**SHORT PROBLEM**: Lift out each line of the data that holds "yodid".

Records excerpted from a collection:

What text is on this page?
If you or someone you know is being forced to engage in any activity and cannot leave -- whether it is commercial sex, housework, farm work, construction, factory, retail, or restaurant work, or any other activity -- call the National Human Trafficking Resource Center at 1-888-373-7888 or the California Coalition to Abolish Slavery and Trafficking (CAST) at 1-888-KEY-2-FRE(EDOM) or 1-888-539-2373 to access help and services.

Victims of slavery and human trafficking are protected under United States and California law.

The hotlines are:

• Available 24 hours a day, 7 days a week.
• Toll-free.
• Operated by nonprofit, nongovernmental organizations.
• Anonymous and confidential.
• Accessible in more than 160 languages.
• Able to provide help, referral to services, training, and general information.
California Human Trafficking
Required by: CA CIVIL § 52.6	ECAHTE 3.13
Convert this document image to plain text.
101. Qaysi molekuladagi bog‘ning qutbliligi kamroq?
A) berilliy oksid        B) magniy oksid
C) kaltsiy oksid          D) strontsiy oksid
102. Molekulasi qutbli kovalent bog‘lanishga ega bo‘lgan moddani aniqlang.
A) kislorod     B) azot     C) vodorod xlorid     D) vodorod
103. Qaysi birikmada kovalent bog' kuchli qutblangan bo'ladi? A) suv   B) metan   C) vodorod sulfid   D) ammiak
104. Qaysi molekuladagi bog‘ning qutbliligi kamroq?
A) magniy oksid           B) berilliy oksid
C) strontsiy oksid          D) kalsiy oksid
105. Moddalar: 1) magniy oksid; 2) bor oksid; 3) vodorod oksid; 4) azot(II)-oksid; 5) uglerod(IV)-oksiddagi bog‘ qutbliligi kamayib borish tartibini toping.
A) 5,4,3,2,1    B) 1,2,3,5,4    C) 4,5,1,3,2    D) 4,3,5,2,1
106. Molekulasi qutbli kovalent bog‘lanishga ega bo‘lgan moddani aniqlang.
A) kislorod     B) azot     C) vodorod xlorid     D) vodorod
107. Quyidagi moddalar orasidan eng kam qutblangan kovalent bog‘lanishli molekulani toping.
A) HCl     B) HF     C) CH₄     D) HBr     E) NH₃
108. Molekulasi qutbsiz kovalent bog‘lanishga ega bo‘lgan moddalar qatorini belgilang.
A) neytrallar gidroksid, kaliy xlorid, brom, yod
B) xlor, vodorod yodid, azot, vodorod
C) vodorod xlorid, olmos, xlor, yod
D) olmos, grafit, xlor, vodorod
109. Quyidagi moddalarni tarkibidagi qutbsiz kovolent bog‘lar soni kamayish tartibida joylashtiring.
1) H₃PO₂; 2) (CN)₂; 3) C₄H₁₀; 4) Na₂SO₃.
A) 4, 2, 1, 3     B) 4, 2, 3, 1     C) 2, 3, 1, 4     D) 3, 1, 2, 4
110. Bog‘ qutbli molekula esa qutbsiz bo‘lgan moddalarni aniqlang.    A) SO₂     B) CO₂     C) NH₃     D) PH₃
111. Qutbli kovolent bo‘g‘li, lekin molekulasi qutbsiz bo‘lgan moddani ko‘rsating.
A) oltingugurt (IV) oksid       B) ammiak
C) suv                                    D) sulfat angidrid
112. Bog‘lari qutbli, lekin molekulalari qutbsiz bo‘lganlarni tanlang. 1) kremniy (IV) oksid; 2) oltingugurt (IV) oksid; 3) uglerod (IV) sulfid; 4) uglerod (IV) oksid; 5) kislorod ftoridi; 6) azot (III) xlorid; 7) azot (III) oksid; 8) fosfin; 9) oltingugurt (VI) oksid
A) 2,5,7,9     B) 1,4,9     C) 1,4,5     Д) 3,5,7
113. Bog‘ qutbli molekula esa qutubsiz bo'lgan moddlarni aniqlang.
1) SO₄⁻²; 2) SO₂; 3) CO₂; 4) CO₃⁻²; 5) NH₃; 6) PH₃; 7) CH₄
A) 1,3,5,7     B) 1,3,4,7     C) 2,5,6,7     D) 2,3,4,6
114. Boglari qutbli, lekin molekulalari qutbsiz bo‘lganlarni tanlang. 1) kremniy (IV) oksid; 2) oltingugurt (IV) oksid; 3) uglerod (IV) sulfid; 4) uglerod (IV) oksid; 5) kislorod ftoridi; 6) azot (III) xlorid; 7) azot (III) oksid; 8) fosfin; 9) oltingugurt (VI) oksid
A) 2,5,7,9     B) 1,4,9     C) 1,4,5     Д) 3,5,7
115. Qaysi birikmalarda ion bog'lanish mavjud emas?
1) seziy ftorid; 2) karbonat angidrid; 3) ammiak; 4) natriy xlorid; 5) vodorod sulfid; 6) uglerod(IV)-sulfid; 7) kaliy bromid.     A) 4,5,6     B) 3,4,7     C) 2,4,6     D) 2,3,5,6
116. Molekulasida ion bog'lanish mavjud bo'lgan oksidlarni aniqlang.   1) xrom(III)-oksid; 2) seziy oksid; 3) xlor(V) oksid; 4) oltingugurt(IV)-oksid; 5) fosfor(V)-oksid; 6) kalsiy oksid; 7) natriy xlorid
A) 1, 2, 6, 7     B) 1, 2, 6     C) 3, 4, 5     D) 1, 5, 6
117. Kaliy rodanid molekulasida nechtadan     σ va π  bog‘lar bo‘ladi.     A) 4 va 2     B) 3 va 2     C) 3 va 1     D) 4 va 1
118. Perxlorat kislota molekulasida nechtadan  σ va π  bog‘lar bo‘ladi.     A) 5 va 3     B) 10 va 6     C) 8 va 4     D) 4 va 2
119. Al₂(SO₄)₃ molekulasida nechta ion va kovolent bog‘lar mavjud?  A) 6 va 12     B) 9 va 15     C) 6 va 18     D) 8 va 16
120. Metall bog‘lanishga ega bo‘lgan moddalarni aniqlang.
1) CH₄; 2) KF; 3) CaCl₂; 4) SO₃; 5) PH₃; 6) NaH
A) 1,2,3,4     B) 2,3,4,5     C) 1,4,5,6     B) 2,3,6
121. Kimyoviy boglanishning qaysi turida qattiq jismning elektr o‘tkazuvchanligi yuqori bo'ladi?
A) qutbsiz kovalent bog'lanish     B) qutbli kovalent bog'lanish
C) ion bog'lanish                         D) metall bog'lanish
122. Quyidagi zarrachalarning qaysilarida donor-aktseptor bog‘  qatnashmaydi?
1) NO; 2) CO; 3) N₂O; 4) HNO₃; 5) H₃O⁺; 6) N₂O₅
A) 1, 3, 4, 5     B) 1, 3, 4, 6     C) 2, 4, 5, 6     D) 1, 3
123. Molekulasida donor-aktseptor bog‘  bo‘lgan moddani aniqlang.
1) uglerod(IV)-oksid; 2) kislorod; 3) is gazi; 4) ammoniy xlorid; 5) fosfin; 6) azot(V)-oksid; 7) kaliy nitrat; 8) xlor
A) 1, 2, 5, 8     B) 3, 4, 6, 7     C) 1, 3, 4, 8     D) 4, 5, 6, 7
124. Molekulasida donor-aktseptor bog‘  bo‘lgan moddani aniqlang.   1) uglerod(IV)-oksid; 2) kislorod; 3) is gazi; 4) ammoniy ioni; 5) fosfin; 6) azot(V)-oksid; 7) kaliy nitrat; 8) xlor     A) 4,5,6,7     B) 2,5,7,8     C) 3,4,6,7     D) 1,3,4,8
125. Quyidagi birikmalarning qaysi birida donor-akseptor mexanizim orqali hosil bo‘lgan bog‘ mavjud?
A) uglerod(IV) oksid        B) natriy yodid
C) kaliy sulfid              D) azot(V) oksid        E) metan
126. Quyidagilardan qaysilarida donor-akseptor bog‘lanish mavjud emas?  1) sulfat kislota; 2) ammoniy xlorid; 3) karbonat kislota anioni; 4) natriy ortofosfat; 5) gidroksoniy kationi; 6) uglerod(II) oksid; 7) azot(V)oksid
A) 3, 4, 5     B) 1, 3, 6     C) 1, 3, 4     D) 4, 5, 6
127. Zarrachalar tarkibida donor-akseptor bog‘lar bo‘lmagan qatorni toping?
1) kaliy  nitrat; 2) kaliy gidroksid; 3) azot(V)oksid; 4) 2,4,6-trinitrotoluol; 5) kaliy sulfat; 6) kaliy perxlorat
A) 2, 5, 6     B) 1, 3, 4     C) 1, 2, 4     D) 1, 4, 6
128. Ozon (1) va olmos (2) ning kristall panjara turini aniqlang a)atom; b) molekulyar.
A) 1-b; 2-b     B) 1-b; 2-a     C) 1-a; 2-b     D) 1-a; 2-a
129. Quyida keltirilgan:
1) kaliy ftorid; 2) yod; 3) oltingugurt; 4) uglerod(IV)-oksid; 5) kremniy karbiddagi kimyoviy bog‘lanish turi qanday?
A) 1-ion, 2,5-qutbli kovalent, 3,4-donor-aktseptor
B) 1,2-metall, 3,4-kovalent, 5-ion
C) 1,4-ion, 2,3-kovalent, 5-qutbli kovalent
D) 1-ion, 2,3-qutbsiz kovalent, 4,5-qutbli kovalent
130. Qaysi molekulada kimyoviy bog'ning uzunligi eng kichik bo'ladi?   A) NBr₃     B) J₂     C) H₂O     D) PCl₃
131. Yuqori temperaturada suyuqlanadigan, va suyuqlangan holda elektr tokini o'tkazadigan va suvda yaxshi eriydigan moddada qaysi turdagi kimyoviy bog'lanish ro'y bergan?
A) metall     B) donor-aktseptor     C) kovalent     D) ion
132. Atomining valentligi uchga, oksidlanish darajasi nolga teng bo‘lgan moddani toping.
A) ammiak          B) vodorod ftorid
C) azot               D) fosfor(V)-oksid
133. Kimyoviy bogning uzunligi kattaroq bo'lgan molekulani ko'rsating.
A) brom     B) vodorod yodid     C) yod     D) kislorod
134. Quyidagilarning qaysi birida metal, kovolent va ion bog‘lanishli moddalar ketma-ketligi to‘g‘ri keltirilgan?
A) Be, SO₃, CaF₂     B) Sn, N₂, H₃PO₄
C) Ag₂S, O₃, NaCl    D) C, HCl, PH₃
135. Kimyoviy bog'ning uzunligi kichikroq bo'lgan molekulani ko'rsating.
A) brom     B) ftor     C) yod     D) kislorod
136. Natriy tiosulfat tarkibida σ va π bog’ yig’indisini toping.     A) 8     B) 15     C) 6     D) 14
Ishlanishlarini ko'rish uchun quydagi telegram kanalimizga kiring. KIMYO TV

**WRITTEN REPLY**:
B) xlor, vodorod yodid, azot, vodorod
A) uglerod(IV) oksid        B) natriy yodid
A) brom     B) vodorod yodid     C) yod     D) kislorod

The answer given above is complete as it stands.